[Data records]
>> start

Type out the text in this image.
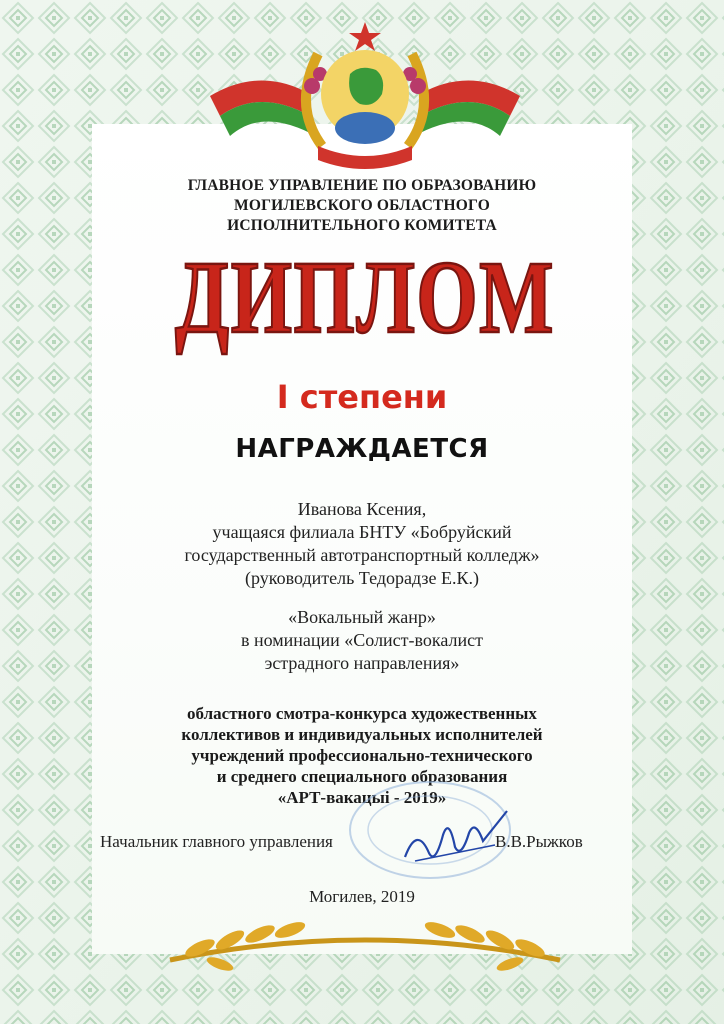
ГЛАВНОЕ УПРАВЛЕНИЕ ПО ОБРАЗОВАНИЮ
МОГИЛЕВСКОГО ОБЛАСТНОГО
ИСПОЛНИТЕЛЬНОГО КОМИТЕТА
ДИПЛОМ
I степени
НАГРАЖДАЕТСЯ
Иванова Ксения,
учащаяся филиала БНТУ «Бобруйский
государственный автотранспортный колледж»
(руководитель Тедорадзе Е.К.)
«Вокальный жанр»
в номинации «Солист-вокалист
эстрадного направления»
областного смотра-конкурса художественных
коллективов и индивидуальных исполнителей
учреждений профессионально-технического
и среднего специального образования
«АРТ-вакацыі - 2019»
Начальник главного управления	В.В.Рыжков
Могилев, 2019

>> end

▶ _YOUR GOAL_:
Repeat the records above exactly, leaving out the pictures.

▶ _TASK RESULT_:
Type out the text in this image.
ГЛАВНОЕ УПРАВЛЕНИЕ ПО ОБРАЗОВАНИЮ
МОГИЛЕВСКОГО ОБЛАСТНОГО
ИСПОЛНИТЕЛЬНОГО КОМИТЕТА
ДИПЛОМ
I степени
НАГРАЖДАЕТСЯ
Иванова Ксения,
учащаяся филиала БНТУ «Бобруйский
государственный автотранспортный колледж»
(руководитель Тедорадзе Е.К.)
«Вокальный жанр»
в номинации «Солист-вокалист
эстрадного направления»
областного смотра-конкурса художественных
коллективов и индивидуальных исполнителей
учреждений профессионально-технического
и среднего специального образования
«АРТ-вакацыі - 2019»
Начальник главного управления	В.В.Рыжков
Могилев, 2019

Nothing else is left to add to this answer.